* EXERCISE DIRECTIONS *
Determine how many lines in these records hold "France". Only the number is wanted.

[Dataset records]
───

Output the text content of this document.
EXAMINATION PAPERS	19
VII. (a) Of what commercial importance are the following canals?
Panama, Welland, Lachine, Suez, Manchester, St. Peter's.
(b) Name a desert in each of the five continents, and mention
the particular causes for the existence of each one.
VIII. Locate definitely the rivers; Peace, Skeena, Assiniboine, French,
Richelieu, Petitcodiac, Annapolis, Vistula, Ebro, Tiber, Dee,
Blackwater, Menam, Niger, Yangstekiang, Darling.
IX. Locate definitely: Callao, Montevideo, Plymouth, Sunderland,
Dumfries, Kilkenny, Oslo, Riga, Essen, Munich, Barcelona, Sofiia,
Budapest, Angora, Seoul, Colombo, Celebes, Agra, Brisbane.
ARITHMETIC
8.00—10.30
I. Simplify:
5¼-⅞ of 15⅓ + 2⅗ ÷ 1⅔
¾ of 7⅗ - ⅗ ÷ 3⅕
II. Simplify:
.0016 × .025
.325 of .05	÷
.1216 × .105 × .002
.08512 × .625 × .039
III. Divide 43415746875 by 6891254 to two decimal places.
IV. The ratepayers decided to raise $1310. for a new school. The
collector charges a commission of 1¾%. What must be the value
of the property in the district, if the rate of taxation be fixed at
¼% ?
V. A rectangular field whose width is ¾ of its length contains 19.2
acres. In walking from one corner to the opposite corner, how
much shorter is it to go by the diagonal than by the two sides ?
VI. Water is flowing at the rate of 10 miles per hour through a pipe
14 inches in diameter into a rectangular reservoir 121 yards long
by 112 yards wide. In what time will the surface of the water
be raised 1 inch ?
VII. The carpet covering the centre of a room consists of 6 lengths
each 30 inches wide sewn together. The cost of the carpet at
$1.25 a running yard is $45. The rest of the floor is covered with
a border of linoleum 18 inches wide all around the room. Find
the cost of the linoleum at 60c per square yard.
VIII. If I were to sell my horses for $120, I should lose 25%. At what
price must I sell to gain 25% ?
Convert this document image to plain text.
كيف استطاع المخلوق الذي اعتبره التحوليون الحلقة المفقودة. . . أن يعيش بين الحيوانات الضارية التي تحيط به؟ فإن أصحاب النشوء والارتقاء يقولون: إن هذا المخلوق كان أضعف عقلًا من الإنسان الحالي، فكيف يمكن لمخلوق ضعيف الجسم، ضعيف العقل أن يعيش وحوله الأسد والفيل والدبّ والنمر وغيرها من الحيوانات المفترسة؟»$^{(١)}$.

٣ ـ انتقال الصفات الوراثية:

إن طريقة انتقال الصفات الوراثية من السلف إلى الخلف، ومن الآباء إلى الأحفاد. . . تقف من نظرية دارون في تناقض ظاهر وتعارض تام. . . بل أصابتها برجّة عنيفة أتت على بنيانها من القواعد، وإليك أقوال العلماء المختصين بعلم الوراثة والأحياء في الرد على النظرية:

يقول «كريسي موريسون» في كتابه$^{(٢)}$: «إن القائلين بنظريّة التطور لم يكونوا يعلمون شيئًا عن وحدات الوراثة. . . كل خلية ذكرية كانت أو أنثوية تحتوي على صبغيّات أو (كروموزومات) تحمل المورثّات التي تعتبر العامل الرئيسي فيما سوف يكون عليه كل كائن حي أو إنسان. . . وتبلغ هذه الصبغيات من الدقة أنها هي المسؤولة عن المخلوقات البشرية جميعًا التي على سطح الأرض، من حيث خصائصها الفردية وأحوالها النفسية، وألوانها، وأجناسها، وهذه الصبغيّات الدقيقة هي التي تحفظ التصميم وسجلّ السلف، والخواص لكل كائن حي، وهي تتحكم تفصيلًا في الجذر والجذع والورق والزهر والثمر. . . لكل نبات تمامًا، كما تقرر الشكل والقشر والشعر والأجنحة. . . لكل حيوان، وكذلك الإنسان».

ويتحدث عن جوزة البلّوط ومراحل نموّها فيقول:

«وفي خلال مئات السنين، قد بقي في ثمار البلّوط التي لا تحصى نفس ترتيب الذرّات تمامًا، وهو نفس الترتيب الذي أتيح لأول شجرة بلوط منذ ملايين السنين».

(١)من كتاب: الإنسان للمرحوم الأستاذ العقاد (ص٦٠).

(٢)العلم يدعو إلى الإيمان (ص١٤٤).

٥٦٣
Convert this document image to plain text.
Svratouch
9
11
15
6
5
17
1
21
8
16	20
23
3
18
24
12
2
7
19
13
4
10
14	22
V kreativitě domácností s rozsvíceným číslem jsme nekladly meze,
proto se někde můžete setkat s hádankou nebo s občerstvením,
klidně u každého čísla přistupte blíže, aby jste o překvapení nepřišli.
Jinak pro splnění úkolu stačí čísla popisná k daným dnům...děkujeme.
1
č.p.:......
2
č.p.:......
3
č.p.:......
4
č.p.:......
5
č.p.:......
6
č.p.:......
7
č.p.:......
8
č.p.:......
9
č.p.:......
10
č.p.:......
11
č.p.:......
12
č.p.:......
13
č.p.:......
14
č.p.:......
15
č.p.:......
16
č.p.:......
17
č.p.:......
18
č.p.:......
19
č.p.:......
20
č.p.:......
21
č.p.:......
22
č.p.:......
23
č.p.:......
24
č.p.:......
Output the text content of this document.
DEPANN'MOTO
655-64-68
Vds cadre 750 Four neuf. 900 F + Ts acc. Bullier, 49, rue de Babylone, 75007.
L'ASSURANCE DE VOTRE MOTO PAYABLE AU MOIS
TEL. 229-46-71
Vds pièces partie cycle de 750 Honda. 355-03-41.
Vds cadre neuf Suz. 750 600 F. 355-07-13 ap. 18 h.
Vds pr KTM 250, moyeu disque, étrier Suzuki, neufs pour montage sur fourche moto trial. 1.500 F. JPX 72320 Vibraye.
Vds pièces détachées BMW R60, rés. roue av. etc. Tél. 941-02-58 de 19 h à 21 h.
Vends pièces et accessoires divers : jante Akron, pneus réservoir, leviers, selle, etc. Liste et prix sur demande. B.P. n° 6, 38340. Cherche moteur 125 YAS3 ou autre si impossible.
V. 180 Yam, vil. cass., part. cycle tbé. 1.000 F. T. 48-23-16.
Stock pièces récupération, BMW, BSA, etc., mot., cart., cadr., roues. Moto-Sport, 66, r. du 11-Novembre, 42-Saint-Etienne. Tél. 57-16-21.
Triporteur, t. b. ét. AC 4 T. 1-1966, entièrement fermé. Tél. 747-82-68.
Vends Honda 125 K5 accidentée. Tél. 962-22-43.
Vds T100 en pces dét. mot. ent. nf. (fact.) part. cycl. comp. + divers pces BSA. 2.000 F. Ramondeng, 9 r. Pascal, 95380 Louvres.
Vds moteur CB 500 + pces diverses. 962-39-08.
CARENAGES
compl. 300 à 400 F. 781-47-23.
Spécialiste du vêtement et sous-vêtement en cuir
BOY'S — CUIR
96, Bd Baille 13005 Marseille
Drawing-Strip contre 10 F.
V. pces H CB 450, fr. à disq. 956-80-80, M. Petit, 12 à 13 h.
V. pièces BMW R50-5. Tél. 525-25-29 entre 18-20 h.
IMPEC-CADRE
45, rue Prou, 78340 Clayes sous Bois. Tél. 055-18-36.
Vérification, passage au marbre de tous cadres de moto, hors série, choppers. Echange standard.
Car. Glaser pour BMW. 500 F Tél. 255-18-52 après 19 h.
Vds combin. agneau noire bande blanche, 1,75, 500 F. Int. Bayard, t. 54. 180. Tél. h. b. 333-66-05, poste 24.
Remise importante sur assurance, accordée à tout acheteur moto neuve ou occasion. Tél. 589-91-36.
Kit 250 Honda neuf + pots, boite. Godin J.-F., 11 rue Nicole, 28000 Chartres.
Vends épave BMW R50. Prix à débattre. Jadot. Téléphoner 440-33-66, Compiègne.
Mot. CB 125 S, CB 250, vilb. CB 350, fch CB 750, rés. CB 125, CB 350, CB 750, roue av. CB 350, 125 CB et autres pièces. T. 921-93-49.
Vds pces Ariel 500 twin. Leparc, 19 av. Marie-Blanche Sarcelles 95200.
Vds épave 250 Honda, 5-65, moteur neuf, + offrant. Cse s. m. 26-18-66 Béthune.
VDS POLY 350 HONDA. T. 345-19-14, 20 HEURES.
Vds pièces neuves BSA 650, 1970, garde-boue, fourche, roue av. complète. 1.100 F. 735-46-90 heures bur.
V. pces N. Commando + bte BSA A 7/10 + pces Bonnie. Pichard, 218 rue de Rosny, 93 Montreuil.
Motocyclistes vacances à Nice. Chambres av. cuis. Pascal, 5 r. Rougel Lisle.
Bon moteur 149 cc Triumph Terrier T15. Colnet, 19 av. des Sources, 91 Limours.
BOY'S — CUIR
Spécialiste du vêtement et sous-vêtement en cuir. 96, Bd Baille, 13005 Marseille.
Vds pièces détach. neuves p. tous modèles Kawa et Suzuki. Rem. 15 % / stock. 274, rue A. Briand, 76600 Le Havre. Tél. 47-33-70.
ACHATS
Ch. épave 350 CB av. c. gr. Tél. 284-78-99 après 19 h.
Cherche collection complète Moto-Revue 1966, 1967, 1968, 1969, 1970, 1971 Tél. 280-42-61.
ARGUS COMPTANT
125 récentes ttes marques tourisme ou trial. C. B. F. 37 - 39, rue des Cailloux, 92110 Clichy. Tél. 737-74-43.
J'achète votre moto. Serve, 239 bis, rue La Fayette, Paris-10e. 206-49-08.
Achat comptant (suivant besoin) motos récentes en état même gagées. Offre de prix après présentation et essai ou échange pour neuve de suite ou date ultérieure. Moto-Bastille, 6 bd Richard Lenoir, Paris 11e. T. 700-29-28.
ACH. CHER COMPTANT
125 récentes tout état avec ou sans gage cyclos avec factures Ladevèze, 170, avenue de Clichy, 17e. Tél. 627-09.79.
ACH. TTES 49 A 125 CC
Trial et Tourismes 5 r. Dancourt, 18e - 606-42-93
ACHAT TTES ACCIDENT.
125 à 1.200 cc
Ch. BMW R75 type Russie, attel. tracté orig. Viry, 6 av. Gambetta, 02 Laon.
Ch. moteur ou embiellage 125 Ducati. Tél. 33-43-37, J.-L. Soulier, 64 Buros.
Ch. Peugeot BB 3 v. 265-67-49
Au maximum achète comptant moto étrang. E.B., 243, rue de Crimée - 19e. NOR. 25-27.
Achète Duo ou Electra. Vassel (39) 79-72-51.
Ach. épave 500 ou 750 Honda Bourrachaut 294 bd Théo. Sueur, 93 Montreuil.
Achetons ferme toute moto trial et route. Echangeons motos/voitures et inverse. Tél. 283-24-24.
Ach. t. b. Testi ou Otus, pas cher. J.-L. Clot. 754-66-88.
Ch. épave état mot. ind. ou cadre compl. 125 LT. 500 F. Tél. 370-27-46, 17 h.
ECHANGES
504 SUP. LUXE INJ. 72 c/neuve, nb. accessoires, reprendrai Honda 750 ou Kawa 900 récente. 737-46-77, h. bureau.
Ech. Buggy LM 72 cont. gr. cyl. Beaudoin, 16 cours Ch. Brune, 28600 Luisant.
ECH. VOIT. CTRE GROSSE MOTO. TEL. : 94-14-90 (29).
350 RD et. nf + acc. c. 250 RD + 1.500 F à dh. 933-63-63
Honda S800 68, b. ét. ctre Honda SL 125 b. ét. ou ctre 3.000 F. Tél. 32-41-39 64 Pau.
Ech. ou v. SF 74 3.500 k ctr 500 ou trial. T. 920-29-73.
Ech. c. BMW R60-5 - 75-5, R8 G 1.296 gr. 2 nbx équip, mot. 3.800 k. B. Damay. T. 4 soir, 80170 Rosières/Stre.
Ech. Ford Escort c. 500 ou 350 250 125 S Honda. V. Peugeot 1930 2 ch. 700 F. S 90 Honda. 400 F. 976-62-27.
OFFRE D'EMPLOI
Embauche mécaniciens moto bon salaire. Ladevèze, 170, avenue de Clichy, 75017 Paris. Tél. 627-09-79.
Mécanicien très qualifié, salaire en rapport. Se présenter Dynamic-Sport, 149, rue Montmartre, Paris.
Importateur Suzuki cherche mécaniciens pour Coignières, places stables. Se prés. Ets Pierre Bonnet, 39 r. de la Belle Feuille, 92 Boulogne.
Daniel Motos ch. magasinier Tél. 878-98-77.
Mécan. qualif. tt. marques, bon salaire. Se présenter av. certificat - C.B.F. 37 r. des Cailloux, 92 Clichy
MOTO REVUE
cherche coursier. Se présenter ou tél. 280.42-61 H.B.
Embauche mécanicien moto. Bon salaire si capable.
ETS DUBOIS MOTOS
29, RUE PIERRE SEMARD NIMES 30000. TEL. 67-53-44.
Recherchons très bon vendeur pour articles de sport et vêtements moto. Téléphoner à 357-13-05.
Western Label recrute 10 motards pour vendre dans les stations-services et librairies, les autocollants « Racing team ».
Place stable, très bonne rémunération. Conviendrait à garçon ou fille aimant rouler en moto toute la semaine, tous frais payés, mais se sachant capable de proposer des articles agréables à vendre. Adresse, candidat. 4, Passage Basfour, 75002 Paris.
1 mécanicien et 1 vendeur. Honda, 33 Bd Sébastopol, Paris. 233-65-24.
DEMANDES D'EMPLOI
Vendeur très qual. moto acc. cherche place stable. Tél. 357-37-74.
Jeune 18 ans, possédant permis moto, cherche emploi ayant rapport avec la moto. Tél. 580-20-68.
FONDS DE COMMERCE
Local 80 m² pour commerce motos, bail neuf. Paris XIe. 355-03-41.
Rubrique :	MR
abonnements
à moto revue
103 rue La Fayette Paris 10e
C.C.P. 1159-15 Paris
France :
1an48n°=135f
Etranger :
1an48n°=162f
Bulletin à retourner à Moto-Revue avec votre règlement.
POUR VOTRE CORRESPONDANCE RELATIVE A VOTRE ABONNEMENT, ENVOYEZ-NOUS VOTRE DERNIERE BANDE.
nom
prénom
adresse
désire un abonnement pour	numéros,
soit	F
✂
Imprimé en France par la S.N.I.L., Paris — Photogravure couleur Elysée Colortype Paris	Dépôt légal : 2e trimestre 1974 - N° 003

───

* CORRECT ANSWER *
2